### Supplied passage
Dispatches from the Not Particularly God-Y Passover Seder

Passover blindsided me this year. One minute I’m in New Orleans, whooping it up over praline bacon, the next I’m home thinking oh shoot…Seder.

Not that I feel it’s necessary to have a Seder. I’m of a member of the Not Particularly God-y sect of Jewishness, which is definitely a giant step below Reform on the pious ladder. But I have always loved the culture and the traditions and the wonderful celebrations. Of any religion, really. Greek Easter? Christmas Caroling? Buddhist wedding? Sign me up. If there’s some Zoroastrian holiday that requires good food and wine and off-key singing, let me know so I can pencil it in. Especially if there are costumes involved.

Despite my own ill-preparedness, the the kids have been begging to “do the thing where you put your finger in the grape juice” for weeks; I felt obliged to somehow cobble together a Passover dinner. So I assembled the most last-minute, improptu, pathetically abridged, nutritionally deficient, Seder in history. My more devout ancestors would be horrified.

And let me tell you, it was awesome.

Guided by the wonderful new My Haggadah Made it Myself which is like a Taro Gomi coloring book-Haggadah mashup, the three of sat down to matzoh, deli-made matzoh ball soup, and sticky sweet grape juice. I figure they won’t eat the lamb or the egg or the parlsey anyway so…eh. I’m not making any.

We skipped the boring parts of the story, and we glazed over any God stuff. (It’s easier than you think to simply describe a “magic burning bush” or a “magic power that made frogs fall from the sky.”) We lit the candles and we sang Dayenu. We colored pictures of wine and eggs. We hid the matzoh and ate it with lots of butter. And the kids guzzled the juice out of wine glasses, a privilege that requires sitting up very very straight and drinking very very carefully. Like a princess, Thalia said. She thought that was more interesting than reclining.

At the end, I asked the girls what they felt lucky for in their lives. Thalia said for friends and family. Sage said for the cats. And farts. Then I asked them what they want to do better in the coming year. Thalia said coloring in the lines. Sage said fart.

It’s strange when we start to break away from family and create our own traditions. It’s this blank slate I almost didn’t realize I had available to me. But it’s this kind of awesome, grown-up moment to recognize that we are–I am–responsible for the next generation. For their memories, their values, their silly holiday dinners. And that we can keep what works, toss what doesn’t, improvise the rest, and in the end, create something that’s all new and all ours.

I’d imagine we’ll do it again next year. But tomorrow? Peaster. Where, in another example of weird family tradition, Nate will turn Easter Eggs into bloody eyeballs.


20 thoughts on “Dispatches from the Not Particularly God-Y Passover Seder”

  1. Love it! I married into a not-at-all-God-y NY-NJ big fat Jewish family (I'm yer basic Southwestern white pagan atheist) and we usually do a big, raucous seder with them, which involves much skipping of haggedah pages and saying “when do we get to eat?” You inspire me to do our own little seder next time as well.

  2. My daughter has been going to my best friend's seder since she was born. It's one of her favorite holidays. She loves the 4 questions, looking for the afikomen, and chowing down on some quality brisket.

### Exercise requirements
1. From the Passover Seder post, retype the passage starting at "20 thoughts on" and ending at "time as well.".
2. In the Passover Seder post, list the things the second commenter says her daughter loves about the seder.

### Provided material
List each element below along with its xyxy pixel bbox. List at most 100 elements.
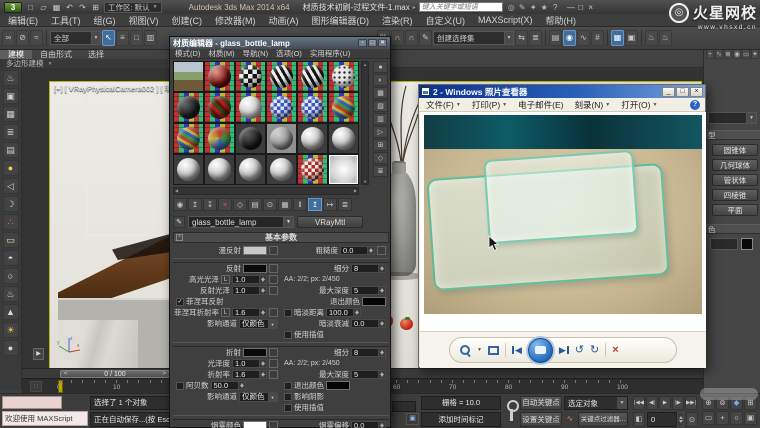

### Solved problems
1.
20 thoughts on “Dispatches from the Not Particularly God-Y Passover Seder”

  1. Love it! I married into a not-at-all-God-y NY-NJ big fat Jewish family (I'm yer basic Southwestern white pagan atheist) and we usually do a big, raucous seder with them, which involves much skipping of haggedah pages and saying “when do we get to eat?” You inspire me to do our own little seder next time as well.

2.
- The 4 questions
- Looking for the afikomen
- Chowing down on some quality brisket